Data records
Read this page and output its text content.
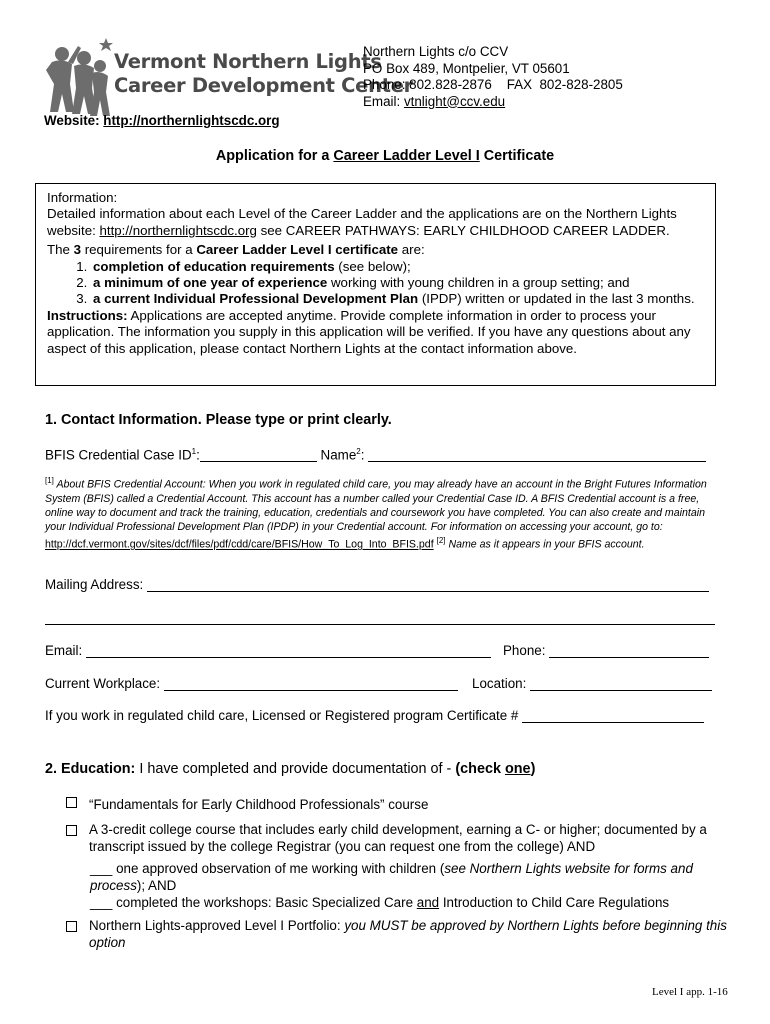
Vermont Northern Lights
Career Development Center
Northern Lights c/o CCV
PO Box 489, Montpelier, VT 05601
Phone: 802.828-2876    FAX  802-828-2805
Email: vtnlight@ccv.edu
Website: http://northernlightscdc.org
Application for a Career Ladder Level I Certificate

Information:

Detailed information about each Level of the Career Ladder and the applications are on the Northern Lights website: http://northernlightscdc.org see CAREER PATHWAYS: EARLY CHILDHOOD CAREER LADDER.

The 3 requirements for a Career Ladder Level I certificate are:

1. completion of education requirements (see below);
2. a minimum of one year of experience working with young children in a group setting; and
3. a current Individual Professional Development Plan (IPDP) written or updated in the last 3 months.

Instructions: Applications are accepted anytime. Provide complete information in order to process your application. The information you supply in this application will be verified. If you have any questions about any aspect of this application, please contact Northern Lights at the contact information above.

1. Contact Information. Please type or print clearly.
BFIS Credential Case $ID^1$:	Name$^2$:
[1] About BFIS Credential Account: When you work in regulated child care, you may already have an account in the Bright Futures Information System (BFIS) called a Credential Account. This account has a number called your Credential Case ID. A BFIS Credential account is a free, online way to document and track the training, education, credentials and coursework you have completed. You can also create and maintain your Individual Professional Development Plan (IPDP) in your Credential account. For information on accessing your account, go to: http://dcf.vermont.gov/sites/dcf/files/pdf/cdd/care/BFIS/How_To_Log_Into_BFIS.pdf [2] Name as it appears in your BFIS account.
Mailing Address:
Email:	Phone:
Current Workplace:	Location:
If you work in regulated child care, Licensed or Registered program Certificate #
2. Education: I have completed and provide documentation of - (check one)
“Fundamentals for Early Childhood Professionals” course
A 3-credit college course that includes early child development, earning a C- or higher; documented by a transcript issued by the college Registrar (you can request one from the college) AND
___ one approved observation of me working with children (see Northern Lights website for forms and process); AND
___ completed the workshops: Basic Specialized Care and Introduction to Child Care Regulations
Northern Lights-approved Level I Portfolio: you MUST be approved by Northern Lights before beginning this option
Level I app. 1-16
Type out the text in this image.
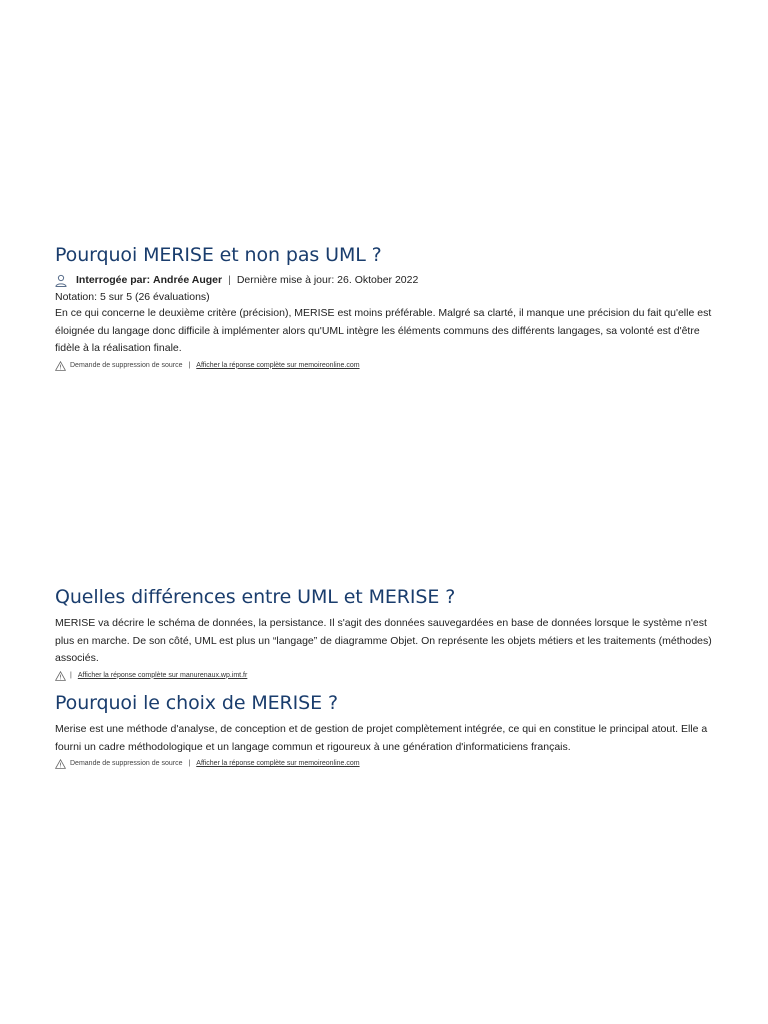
Pourquoi MERISE et non pas UML ?
Interrogée par:
Andrée Auger | Dernière mise à jour: 26. Oktober 2022
Notation: 5 sur 5 (26 évaluations)

En ce qui concerne le deuxième critère (précision), MERISE est moins préférable. Malgré sa clarté, il manque une précision du fait qu'elle est éloignée du langage donc difficile à implémenter alors qu'UML intègre les éléments communs des différents langages, sa volonté est d'être fidèle à la réalisation finale.

Demande de suppression de source | Afficher la réponse complète sur memoireonline.com
Quelles différences entre UML et MERISE ?

MERISE va décrire le schéma de données, la persistance. Il s'agit des données sauvegardées en base de données lorsque le système n'est plus en marche. De son côté, UML est plus un “langage” de diagramme Objet. On représente les objets métiers et les traitements (méthodes) associés.

| Afficher la réponse complète sur manurenaux.wp.imt.fr
Pourquoi le choix de MERISE ?

Merise est une méthode d'analyse, de conception et de gestion de projet complètement intégrée, ce qui en constitue le principal atout. Elle a fourni un cadre méthodologique et un langage commun et rigoureux à une génération d'informaticiens français.

Demande de suppression de source | Afficher la réponse complète sur memoireonline.com
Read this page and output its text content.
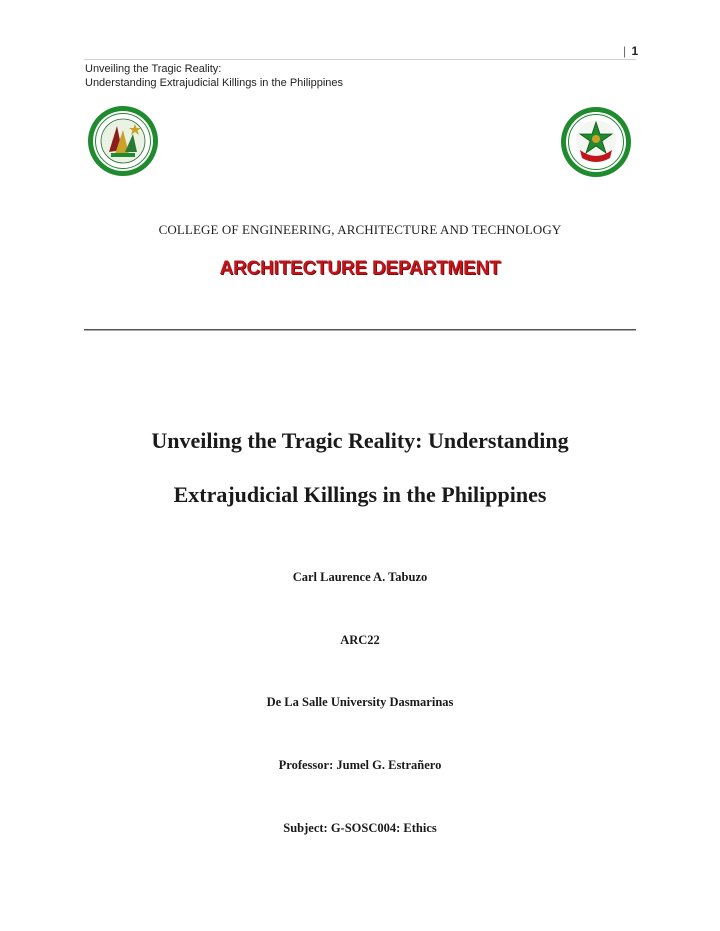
| 1
Unveiling the Tragic Reality:
Understanding Extrajudicial Killings in the Philippines
COLLEGE OF ENGINEERING, ARCHITECTURE AND TECHNOLOGY
ARCHITECTURE DEPARTMENT
Unveiling the Tragic Reality: Understanding
Extrajudicial Killings in the Philippines
Carl Laurence A. Tabuzo
ARC22
De La Salle University Dasmarinas
Professor: Jumel G. Estrañero
Subject: G-SOSC004: Ethics
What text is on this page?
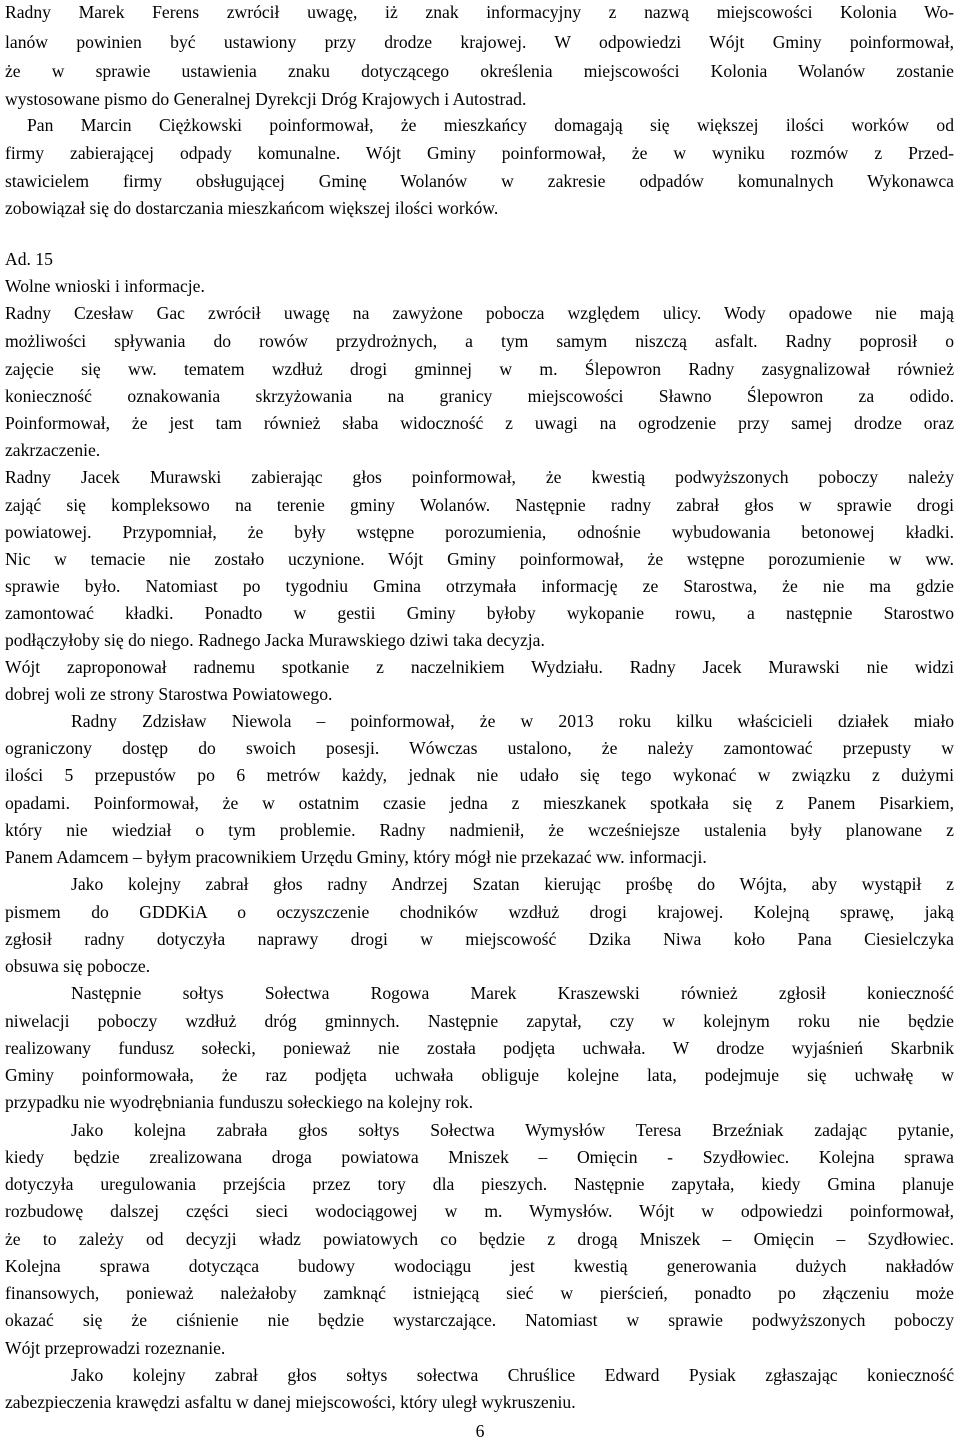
Radny Marek Ferens zwrócił uwagę, iż znak informacyjny z nazwą miejscowości Kolonia Wo-
lanów powinien być ustawiony przy drodze krajowej. W odpowiedzi Wójt Gminy poinformował,
że w sprawie ustawienia znaku dotyczącego określenia miejscowości Kolonia Wolanów zostanie
wystosowane pismo do Generalnej Dyrekcji Dróg Krajowych i Autostrad.
Pan Marcin Ciężkowski poinformował, że mieszkańcy domagają się większej ilości worków od
firmy zabierającej odpady komunalne. Wójt Gminy poinformował, że w wyniku rozmów z Przed-
stawicielem firmy obsługującej Gminę Wolanów w zakresie odpadów komunalnych Wykonawca
zobowiązał się do dostarczania mieszkańcom większej ilości worków.
Ad. 15
Wolne wnioski i informacje.
Radny Czesław Gac zwrócił uwagę na zawyżone pobocza względem ulicy. Wody opadowe nie mają
możliwości spływania do rowów przydrożnych, a tym samym niszczą asfalt. Radny poprosił o
zajęcie się ww. tematem wzdłuż drogi gminnej w m. Ślepowron Radny zasygnalizował również
konieczność oznakowania skrzyżowania na granicy miejscowości Sławno Ślepowron za odido.
Poinformował, że jest tam również słaba widoczność z uwagi na ogrodzenie przy samej drodze oraz
zakrzaczenie.
Radny Jacek Murawski zabierając głos poinformował, że kwestią podwyższonych poboczy należy
zająć się kompleksowo na terenie gminy Wolanów. Następnie radny zabrał głos w sprawie drogi
powiatowej. Przypomniał, że były wstępne porozumienia, odnośnie wybudowania betonowej kładki.
Nic w temacie nie zostało uczynione. Wójt Gminy poinformował, że wstępne porozumienie w ww.
sprawie było. Natomiast po tygodniu Gmina otrzymała informację ze Starostwa, że nie ma gdzie
zamontować kładki. Ponadto w gestii Gminy byłoby wykopanie rowu, a następnie Starostwo
podłączyłoby się do niego. Radnego Jacka Murawskiego dziwi taka decyzja.
Wójt zaproponował radnemu spotkanie z naczelnikiem Wydziału. Radny Jacek Murawski nie widzi
dobrej woli ze strony Starostwa Powiatowego.
Radny Zdzisław Niewola – poinformował, że w 2013 roku kilku właścicieli działek miało
ograniczony dostęp do swoich posesji. Wówczas ustalono, że należy zamontować przepusty w
ilości 5 przepustów po 6 metrów każdy, jednak nie udało się tego wykonać w związku z dużymi
opadami. Poinformował, że w ostatnim czasie jedna z mieszkanek spotkała się z Panem Pisarkiem,
który nie wiedział o tym problemie. Radny nadmienił, że wcześniejsze ustalenia były planowane z
Panem Adamcem – byłym pracownikiem Urzędu Gminy, który mógł nie przekazać ww. informacji.
Jako kolejny zabrał głos radny Andrzej Szatan kierując prośbę do Wójta, aby wystąpił z
pismem do GDDKiA o oczyszczenie chodników wzdłuż drogi krajowej. Kolejną sprawę, jaką
zgłosił radny dotyczyła naprawy drogi w miejscowość Dzika Niwa koło Pana Ciesielczyka
obsuwa się pobocze.
Następnie sołtys Sołectwa Rogowa Marek Kraszewski również zgłosił konieczność
niwelacji poboczy wzdłuż dróg gminnych. Następnie zapytał, czy w kolejnym roku nie będzie
realizowany fundusz sołecki, ponieważ nie została podjęta uchwała. W drodze wyjaśnień Skarbnik
Gminy poinformowała, że raz podjęta uchwała obliguje kolejne lata, podejmuje się uchwałę w
przypadku nie wyodrębniania funduszu sołeckiego na kolejny rok.
Jako kolejna zabrała głos sołtys Sołectwa Wymysłów Teresa Brzeźniak zadając pytanie,
kiedy będzie zrealizowana droga powiatowa Mniszek – Omięcin - Szydłowiec. Kolejna sprawa
dotyczyła uregulowania przejścia przez tory dla pieszych. Następnie zapytała, kiedy Gmina planuje
rozbudowę dalszej części sieci wodociągowej w m. Wymysłów. Wójt w odpowiedzi poinformował,
że to zależy od decyzji władz powiatowych co będzie z drogą Mniszek – Omięcin – Szydłowiec.
Kolejna sprawa dotycząca budowy wodociągu jest kwestią generowania dużych nakładów
finansowych, ponieważ należałoby zamknąć istniejącą sieć w pierścień, ponadto po złączeniu może
okazać się że ciśnienie nie będzie wystarczające. Natomiast w sprawie podwyższonych poboczy
Wójt przeprowadzi rozeznanie.
Jako kolejny zabrał głos sołtys sołectwa Chruślice Edward Pysiak zgłaszając konieczność
zabezpieczenia krawędzi asfaltu w danej miejscowości, który uległ wykruszeniu.
6
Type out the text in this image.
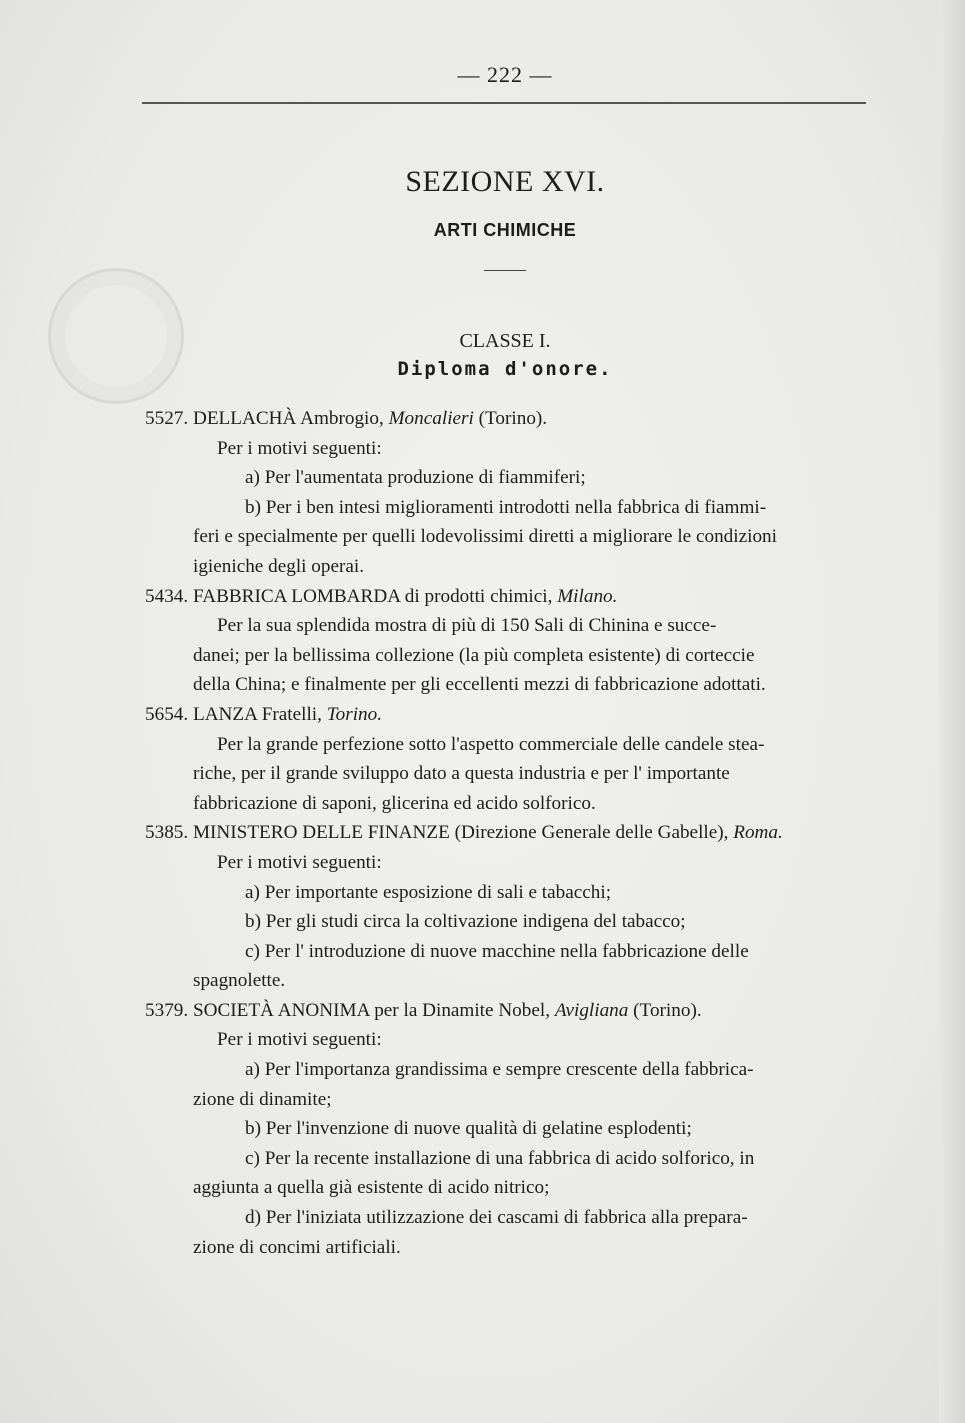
— 222 —
SEZIONE XVI.
ARTI CHIMICHE
CLASSE I.
Diploma d'onore.

5527. DELLACHÀ Ambrogio, Moncalieri (Torino).

Per i motivi seguenti:

a) Per l'aumentata produzione di fiammiferi;

b) Per i ben intesi miglioramenti introdotti nella fabbrica di fiammi-

feri e specialmente per quelli lodevolissimi diretti a migliorare le condizioni

igieniche degli operai.

5434. FABBRICA LOMBARDA di prodotti chimici, Milano.

Per la sua splendida mostra di più di 150 Sali di Chinina e succe-

danei; per la bellissima collezione (la più completa esistente) di corteccie

della China; e finalmente per gli eccellenti mezzi di fabbricazione adottati.

5654. LANZA Fratelli, Torino.

Per la grande perfezione sotto l'aspetto commerciale delle candele stea-

riche, per il grande sviluppo dato a questa industria e per l' importante

fabbricazione di saponi, glicerina ed acido solforico.

5385. MINISTERO DELLE FINANZE (Direzione Generale delle Gabelle), Roma.

Per i motivi seguenti:

a) Per importante esposizione di sali e tabacchi;

b) Per gli studi circa la coltivazione indigena del tabacco;

c) Per l' introduzione di nuove macchine nella fabbricazione delle

spagnolette.

5379. SOCIETÀ ANONIMA per la Dinamite Nobel, Avigliana (Torino).

Per i motivi seguenti:

a) Per l'importanza grandissima e sempre crescente della fabbrica-

zione di dinamite;

b) Per l'invenzione di nuove qualità di gelatine esplodenti;

c) Per la recente installazione di una fabbrica di acido solforico, in

aggiunta a quella già esistente di acido nitrico;

d) Per l'iniziata utilizzazione dei cascami di fabbrica alla prepara-

zione di concimi artificiali.
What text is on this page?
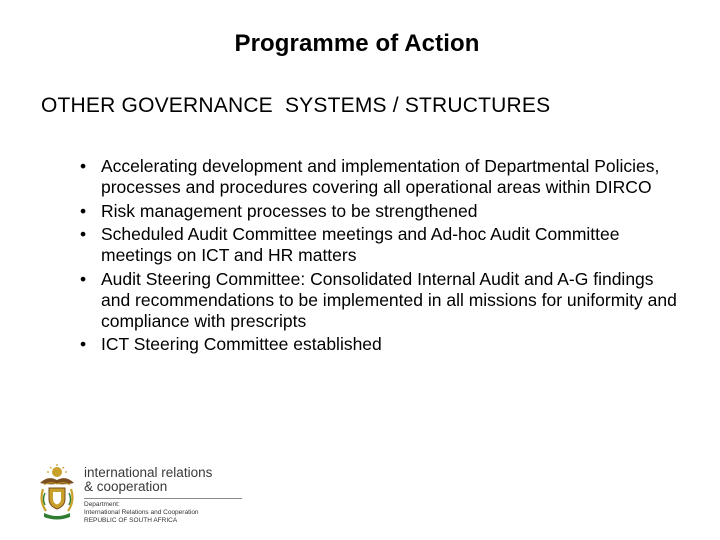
Programme of Action
OTHER GOVERNANCE  SYSTEMS / STRUCTURES
• Accelerating development and implementation of Departmental Policies, processes and procedures covering all operational areas within DIRCO
• Risk management processes to be strengthened
• Scheduled Audit Committee meetings and Ad-hoc Audit Committee meetings on ICT and HR matters
• Audit Steering Committee: Consolidated Internal Audit and A-G findings and recommendations to be implemented in all missions for uniformity and compliance with prescripts
• ICT Steering Committee established

international relations

& cooperation

Department:

International Relations and Cooperation

REPUBLIC OF SOUTH AFRICA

• PROBLEM DESCRIPTION
Find out how many lines in the listing contain the string "Career". Give the number alone.

• WORKED SOLUTION
4